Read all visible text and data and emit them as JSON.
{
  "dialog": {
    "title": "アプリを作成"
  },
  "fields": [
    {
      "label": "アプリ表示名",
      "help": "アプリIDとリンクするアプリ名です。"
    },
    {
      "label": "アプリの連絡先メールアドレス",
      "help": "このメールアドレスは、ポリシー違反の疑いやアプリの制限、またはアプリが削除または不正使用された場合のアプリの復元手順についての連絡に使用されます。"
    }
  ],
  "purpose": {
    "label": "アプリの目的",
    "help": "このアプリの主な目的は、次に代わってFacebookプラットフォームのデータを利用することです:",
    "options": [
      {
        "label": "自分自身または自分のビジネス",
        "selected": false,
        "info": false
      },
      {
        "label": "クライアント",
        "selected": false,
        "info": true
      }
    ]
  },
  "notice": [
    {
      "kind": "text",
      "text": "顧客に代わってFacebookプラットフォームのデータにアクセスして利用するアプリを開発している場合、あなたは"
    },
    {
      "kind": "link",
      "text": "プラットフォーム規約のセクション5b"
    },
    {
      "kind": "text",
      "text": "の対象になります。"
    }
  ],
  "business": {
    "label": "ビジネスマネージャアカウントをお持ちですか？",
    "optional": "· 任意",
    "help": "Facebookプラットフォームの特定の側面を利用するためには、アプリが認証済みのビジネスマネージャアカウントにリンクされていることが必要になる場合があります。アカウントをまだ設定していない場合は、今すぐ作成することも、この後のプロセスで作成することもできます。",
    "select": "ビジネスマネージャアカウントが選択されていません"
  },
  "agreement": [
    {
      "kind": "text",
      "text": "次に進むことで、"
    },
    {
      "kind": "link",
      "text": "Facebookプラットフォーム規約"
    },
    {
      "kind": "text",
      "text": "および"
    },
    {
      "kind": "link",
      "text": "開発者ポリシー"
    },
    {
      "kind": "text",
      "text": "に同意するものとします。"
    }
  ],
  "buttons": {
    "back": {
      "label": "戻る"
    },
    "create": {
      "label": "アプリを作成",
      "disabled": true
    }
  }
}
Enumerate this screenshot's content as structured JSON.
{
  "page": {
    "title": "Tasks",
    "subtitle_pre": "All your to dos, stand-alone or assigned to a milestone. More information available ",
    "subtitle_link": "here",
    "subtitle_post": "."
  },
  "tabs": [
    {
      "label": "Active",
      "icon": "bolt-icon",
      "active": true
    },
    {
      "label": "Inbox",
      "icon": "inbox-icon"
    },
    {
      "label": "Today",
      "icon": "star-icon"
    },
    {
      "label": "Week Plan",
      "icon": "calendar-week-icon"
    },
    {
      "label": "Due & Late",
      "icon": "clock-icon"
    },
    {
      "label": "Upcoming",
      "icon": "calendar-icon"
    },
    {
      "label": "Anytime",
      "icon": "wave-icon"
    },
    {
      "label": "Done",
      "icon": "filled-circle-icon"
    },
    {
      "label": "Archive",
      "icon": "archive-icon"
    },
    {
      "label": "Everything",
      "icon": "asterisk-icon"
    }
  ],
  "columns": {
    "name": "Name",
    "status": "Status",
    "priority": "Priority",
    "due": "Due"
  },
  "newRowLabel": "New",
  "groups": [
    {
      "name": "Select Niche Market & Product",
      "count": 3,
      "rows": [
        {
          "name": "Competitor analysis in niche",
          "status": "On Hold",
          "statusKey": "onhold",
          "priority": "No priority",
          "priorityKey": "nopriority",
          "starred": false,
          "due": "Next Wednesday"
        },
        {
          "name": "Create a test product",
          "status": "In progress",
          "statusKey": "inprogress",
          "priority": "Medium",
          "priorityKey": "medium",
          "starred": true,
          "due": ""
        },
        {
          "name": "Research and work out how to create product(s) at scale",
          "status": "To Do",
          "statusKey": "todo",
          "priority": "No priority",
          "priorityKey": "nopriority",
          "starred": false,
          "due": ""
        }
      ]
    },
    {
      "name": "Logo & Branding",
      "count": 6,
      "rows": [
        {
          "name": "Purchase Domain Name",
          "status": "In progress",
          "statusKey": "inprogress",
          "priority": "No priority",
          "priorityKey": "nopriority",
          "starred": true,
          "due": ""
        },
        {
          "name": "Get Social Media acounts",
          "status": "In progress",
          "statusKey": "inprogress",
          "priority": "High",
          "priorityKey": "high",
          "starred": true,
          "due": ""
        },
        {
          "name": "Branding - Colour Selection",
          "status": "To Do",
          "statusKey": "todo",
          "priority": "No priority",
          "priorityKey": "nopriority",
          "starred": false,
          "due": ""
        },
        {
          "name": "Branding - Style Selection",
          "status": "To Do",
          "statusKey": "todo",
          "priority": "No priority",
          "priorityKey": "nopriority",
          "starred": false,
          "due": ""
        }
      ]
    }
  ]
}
══════
Task requirements >> Reproduce the entries above in full, verbatim.

Exercise answer >>
Read all visible text and data and emit them as JSON.
{
  "dialog": {
    "title": "アプリを作成"
  },
  "fields": [
    {
      "label": "アプリ表示名",
      "help": "アプリIDとリンクするアプリ名です。"
    },
    {
      "label": "アプリの連絡先メールアドレス",
      "help": "このメールアドレスは、ポリシー違反の疑いやアプリの制限、またはアプリが削除または不正使用された場合のアプリの復元手順についての連絡に使用されます。"
    }
  ],
  "purpose": {
    "label": "アプリの目的",
    "help": "このアプリの主な目的は、次に代わってFacebookプラットフォームのデータを利用することです:",
    "options": [
      {
        "label": "自分自身または自分のビジネス",
        "selected": false,
        "info": false
      },
      {
        "label": "クライアント",
        "selected": false,
        "info": true
      }
    ]
  },
  "notice": [
    {
      "kind": "text",
      "text": "顧客に代わってFacebookプラットフォームのデータにアクセスして利用するアプリを開発している場合、あなたは"
    },
    {
      "kind": "link",
      "text": "プラットフォーム規約のセクション5b"
    },
    {
      "kind": "text",
      "text": "の対象になります。"
    }
  ],
  "business": {
    "label": "ビジネスマネージャアカウントをお持ちですか？",
    "optional": "· 任意",
    "help": "Facebookプラットフォームの特定の側面を利用するためには、アプリが認証済みのビジネスマネージャアカウントにリンクされていることが必要になる場合があります。アカウントをまだ設定していない場合は、今すぐ作成することも、この後のプロセスで作成することもできます。",
    "select": "ビジネスマネージャアカウントが選択されていません"
  },
  "agreement": [
    {
      "kind": "text",
      "text": "次に進むことで、"
    },
    {
      "kind": "link",
      "text": "Facebookプラットフォーム規約"
    },
    {
      "kind": "text",
      "text": "および"
    },
    {
      "kind": "link",
      "text": "開発者ポリシー"
    },
    {
      "kind": "text",
      "text": "に同意するものとします。"
    }
  ],
  "buttons": {
    "back": {
      "label": "戻る"
    },
    "create": {
      "label": "アプリを作成",
      "disabled": true
    }
  }
}
Enumerate this screenshot's content as structured JSON.
{
  "page": {
    "title": "Tasks",
    "subtitle_pre": "All your to dos, stand-alone or assigned to a milestone. More information available ",
    "subtitle_link": "here",
    "subtitle_post": "."
  },
  "tabs": [
    {
      "label": "Active",
      "icon": "bolt-icon",
      "active": true
    },
    {
      "label": "Inbox",
      "icon": "inbox-icon"
    },
    {
      "label": "Today",
      "icon": "star-icon"
    },
    {
      "label": "Week Plan",
      "icon": "calendar-week-icon"
    },
    {
      "label": "Due & Late",
      "icon": "clock-icon"
    },
    {
      "label": "Upcoming",
      "icon": "calendar-icon"
    },
    {
      "label": "Anytime",
      "icon": "wave-icon"
    },
    {
      "label": "Done",
      "icon": "filled-circle-icon"
    },
    {
      "label": "Archive",
      "icon": "archive-icon"
    },
    {
      "label": "Everything",
      "icon": "asterisk-icon"
    }
  ],
  "columns": {
    "name": "Name",
    "status": "Status",
    "priority": "Priority",
    "due": "Due"
  },
  "newRowLabel": "New",
  "groups": [
    {
      "name": "Select Niche Market & Product",
      "count": 3,
      "rows": [
        {
          "name": "Competitor analysis in niche",
          "status": "On Hold",
          "statusKey": "onhold",
          "priority": "No priority",
          "priorityKey": "nopriority",
          "starred": false,
          "due": "Next Wednesday"
        },
        {
          "name": "Create a test product",
          "status": "In progress",
          "statusKey": "inprogress",
          "priority": "Medium",
          "priorityKey": "medium",
          "starred": true,
          "due": ""
        },
        {
          "name": "Research and work out how to create product(s) at scale",
          "status": "To Do",
          "statusKey": "todo",
          "priority": "No priority",
          "priorityKey": "nopriority",
          "starred": false,
          "due": ""
        }
      ]
    },
    {
      "name": "Logo & Branding",
      "count": 6,
      "rows": [
        {
          "name": "Purchase Domain Name",
          "status": "In progress",
          "statusKey": "inprogress",
          "priority": "No priority",
          "priorityKey": "nopriority",
          "starred": true,
          "due": ""
        },
        {
          "name": "Get Social Media acounts",
          "status": "In progress",
          "statusKey": "inprogress",
          "priority": "High",
          "priorityKey": "high",
          "starred": true,
          "due": ""
        },
        {
          "name": "Branding - Colour Selection",
          "status": "To Do",
          "statusKey": "todo",
          "priority": "No priority",
          "priorityKey": "nopriority",
          "starred": false,
          "due": ""
        },
        {
          "name": "Branding - Style Selection",
          "status": "To Do",
          "statusKey": "todo",
          "priority": "No priority",
          "priorityKey": "nopriority",
          "starred": false,
          "due": ""
        }
      ]
    }
  ]
}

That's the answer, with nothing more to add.